(Source extract begins)

Thus, in a career marked by stark departures urged on by fervent advocates, including Los Angeleno Benjamin Horowitz whose Heritage Gallery first showed Charles White, Ernie Barnes found a way towards those images of dignity once marveled over in a Harlem bookstore, becoming the first American professional athlete-turned-painter. In pictures of footballers, basketball players, jockeys, writers, waiters, deli owners, pool hustlers and partiers, the artist rewrote a story too often defined by stereotype and fear: “If half of what the church tells us of God is correct, then the ghetto is God’s home. Here is America’s true heartland, throbbing with people with capacities which they literally ache to turn into abilities” (E. Barnes, quoted in The Beauty of the Ghetto: An Exhibition of Neo-Mannerist Paintings by Ernie Barnes, exh. cat., New York, 1990, pp. 12-13). The Disco is a picture of those people – those people bursting with potential, with ideas, with enthusiasm, with big dreams and small inhibitions. Using the same discipline exercised as a professional athlete in his handling of brushes and pens, Barnes coaxed empathy, acknowledgement and respect out of an audience predisposed against his and his contemporaries’ modes of expression. A long road but a sure one, Barnes walked with steady step, on his way out of the darkest night towards a brighter future, humming along to the ever-changing, joyful noise of the disco: “When the past can be recaptured, the artist must, of necessity, look at it with a changed eye. Just as the present is composed of fragments of the past, so does the present invade the past. Each passing moment gives the images of the past a new aspect and a new meaning” (E. Barnes, From Pads to Palette, Waco, 1995, p. 17).

(Source extract ends)
(Provided information begins)

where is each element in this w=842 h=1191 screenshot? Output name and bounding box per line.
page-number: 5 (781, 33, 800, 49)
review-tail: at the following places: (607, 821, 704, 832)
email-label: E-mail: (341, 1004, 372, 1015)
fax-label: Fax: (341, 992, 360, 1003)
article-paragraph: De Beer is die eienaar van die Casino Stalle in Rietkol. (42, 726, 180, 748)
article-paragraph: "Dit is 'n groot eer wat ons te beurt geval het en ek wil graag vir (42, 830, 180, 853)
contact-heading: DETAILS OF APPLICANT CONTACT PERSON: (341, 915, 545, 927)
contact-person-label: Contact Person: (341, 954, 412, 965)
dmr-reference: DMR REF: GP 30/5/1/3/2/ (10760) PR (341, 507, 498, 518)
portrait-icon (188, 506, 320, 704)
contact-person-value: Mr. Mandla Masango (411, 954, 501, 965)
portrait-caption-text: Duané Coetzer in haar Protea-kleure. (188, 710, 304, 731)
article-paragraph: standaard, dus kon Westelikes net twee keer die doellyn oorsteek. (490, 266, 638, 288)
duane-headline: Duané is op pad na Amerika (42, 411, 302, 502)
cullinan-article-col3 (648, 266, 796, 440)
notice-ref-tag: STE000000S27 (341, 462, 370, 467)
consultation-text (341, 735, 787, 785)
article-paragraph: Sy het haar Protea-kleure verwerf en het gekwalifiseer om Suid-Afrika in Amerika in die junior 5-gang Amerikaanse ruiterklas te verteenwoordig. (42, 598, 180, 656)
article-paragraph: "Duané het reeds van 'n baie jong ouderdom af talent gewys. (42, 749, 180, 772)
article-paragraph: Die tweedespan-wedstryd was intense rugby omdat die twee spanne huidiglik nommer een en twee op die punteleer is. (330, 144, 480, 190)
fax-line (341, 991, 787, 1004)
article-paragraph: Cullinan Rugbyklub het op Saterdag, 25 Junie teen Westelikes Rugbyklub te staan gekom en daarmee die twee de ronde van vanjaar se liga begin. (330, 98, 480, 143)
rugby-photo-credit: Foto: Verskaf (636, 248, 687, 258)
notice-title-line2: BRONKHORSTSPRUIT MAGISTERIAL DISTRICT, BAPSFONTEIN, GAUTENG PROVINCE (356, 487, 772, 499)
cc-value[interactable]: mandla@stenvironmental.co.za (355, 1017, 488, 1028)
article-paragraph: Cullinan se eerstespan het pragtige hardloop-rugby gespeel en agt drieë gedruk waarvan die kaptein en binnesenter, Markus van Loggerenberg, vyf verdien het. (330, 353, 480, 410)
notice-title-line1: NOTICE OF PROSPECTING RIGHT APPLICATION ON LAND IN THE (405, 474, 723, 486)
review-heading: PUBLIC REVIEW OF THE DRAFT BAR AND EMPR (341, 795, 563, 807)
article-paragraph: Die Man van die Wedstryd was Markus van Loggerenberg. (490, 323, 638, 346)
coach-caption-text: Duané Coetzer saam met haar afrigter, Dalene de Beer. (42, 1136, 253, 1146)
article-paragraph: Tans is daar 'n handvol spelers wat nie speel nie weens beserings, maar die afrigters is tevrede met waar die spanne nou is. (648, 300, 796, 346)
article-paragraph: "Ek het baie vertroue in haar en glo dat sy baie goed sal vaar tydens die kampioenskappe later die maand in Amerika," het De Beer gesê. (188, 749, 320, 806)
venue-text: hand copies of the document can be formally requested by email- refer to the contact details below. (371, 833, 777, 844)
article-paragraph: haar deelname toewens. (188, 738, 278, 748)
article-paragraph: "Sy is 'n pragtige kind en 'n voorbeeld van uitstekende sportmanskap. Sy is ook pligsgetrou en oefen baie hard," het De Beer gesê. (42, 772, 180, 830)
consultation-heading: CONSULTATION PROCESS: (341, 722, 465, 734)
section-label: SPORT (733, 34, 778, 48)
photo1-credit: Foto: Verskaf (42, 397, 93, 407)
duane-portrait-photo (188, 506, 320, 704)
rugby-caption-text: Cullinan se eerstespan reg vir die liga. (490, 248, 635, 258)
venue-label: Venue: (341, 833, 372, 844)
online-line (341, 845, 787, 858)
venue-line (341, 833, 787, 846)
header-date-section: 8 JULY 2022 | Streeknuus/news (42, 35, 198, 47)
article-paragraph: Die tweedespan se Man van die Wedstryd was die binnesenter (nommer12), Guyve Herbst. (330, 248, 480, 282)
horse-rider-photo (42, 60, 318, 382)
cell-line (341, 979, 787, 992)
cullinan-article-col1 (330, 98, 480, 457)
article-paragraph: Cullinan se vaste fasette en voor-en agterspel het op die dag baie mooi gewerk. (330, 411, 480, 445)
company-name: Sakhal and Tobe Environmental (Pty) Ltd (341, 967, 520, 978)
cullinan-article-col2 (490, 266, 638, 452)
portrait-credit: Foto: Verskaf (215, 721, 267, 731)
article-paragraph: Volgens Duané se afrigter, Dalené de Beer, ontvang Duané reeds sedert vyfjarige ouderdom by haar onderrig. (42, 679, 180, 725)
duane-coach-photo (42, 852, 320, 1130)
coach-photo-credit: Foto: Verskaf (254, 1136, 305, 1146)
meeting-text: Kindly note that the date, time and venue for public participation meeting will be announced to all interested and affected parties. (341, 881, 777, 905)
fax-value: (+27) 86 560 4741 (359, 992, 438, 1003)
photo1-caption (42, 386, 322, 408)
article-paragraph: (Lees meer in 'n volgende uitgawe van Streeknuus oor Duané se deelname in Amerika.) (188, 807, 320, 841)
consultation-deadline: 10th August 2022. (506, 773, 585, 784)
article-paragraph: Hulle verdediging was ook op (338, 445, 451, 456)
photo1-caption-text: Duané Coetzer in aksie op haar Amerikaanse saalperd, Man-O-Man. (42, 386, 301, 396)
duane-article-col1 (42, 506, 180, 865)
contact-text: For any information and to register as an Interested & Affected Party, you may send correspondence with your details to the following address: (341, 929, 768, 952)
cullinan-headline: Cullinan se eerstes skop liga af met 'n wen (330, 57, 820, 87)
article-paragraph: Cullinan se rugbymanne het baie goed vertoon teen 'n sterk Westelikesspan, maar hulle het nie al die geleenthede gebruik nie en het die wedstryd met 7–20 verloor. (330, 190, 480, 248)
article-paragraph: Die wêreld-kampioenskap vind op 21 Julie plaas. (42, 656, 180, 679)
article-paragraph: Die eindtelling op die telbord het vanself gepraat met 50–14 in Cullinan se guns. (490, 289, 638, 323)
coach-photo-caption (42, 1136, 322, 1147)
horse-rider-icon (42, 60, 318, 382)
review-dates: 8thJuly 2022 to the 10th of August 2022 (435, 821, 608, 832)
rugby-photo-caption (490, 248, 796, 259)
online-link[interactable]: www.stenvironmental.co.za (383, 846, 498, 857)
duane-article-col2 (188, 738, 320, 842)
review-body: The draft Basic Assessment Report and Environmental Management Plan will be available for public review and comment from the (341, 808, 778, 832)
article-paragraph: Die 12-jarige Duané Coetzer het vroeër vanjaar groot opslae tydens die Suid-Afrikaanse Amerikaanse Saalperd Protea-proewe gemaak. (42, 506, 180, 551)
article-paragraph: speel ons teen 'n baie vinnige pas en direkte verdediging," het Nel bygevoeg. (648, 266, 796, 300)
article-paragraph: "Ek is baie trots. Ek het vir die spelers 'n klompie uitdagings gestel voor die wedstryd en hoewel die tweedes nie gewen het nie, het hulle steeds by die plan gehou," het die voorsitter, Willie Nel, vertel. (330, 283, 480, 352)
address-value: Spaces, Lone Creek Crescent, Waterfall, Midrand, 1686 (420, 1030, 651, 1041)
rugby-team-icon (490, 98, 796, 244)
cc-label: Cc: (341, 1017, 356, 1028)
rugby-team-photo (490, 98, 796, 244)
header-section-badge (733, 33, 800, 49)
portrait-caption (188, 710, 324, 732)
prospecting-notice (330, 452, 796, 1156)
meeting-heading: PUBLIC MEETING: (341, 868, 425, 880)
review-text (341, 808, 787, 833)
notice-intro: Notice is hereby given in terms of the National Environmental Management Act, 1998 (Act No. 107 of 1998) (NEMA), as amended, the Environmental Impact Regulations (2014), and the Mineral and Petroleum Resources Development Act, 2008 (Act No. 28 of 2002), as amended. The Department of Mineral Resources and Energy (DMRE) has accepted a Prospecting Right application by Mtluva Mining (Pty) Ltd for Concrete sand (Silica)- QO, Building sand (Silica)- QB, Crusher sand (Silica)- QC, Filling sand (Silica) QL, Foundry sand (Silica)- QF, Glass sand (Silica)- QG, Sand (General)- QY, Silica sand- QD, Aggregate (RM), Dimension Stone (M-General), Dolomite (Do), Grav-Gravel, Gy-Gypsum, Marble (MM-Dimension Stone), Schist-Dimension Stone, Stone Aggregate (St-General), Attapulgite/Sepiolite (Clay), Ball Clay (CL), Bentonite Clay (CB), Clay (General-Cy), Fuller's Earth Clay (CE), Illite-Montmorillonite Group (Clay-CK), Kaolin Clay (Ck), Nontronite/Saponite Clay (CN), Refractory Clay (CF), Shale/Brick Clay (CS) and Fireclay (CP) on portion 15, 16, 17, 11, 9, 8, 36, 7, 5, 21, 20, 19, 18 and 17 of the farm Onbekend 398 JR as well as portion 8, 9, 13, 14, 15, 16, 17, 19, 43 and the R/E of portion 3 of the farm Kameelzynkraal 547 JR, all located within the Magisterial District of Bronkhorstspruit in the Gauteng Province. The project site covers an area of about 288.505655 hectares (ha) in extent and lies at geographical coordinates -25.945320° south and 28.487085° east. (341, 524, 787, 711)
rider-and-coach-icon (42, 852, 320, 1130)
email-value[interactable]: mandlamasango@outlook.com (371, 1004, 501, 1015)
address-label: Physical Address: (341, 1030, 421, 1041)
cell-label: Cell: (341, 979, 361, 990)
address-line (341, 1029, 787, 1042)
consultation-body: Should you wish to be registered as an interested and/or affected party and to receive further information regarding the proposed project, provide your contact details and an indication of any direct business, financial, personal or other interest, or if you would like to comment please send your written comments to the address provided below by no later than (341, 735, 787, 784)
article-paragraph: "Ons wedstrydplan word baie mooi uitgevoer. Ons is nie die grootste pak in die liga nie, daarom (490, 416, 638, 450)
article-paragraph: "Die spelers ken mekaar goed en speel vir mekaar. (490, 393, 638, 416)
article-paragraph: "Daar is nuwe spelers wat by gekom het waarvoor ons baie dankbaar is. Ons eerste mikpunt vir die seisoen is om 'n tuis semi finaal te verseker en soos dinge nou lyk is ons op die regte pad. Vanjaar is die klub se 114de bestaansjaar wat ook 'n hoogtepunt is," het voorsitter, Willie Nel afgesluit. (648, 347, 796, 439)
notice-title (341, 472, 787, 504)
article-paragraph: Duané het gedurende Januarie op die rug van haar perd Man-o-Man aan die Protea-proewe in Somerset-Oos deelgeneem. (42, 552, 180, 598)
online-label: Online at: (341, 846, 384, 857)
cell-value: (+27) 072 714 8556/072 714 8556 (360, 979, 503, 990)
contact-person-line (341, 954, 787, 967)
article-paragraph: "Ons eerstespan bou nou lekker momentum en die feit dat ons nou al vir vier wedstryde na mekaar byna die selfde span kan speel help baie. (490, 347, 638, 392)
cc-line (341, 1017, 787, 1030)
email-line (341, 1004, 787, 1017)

(Provided information ends)

▸ **Assigned task A**:
Answer these questions using the passage on Ernie Barnes:
(i) Whose gallery first showed Charles White?
(ii) What first did Barnes achieve as a painter?
(iii) Which book by Barnes, published in Waco in 1995, is quoted at the end?
▸ **Assigned task B**:
Carry on the passage on Ernie Barnes from where it stops.
None of the rows are needed for what is asked here.

▸ **Result A**:
(i) Benjamin Horowitz's Heritage Gallery first showed Charles White.
(ii) He became the first American professional athlete-turned-painter.
(iii) From Pads to Palette is quoted at the end.

▸ **Result B**:
“I was always glad to have him by my side in the huddle and up front blocking for me on the line of scrimmage, but I am more heartened and encouraged to have his generosity of spirit and compassionate intelligence on our side in the continuing fight against ignorance, despair, hopelessness and bigotry” (J. Kemp, “Foreword,” in E. Barnes, From Pads to Palette, Waco, 1995, p. 4).
About the Collector:
Establishing himself as a well-respected, accomplished Hollywood producer in the mid-20th century, Danny Arnold refined a keen eye for contemporary aesthetics, identifying artists of great talent across the creative disciplines with a prescient vision. Between Arnold and his wife Donna’s own cultural contributions and their personal friendships with both Charles White and Ernie Barnes, the Arnold family’s collection is rooted in a fascinating history of collecting and connoisseurship.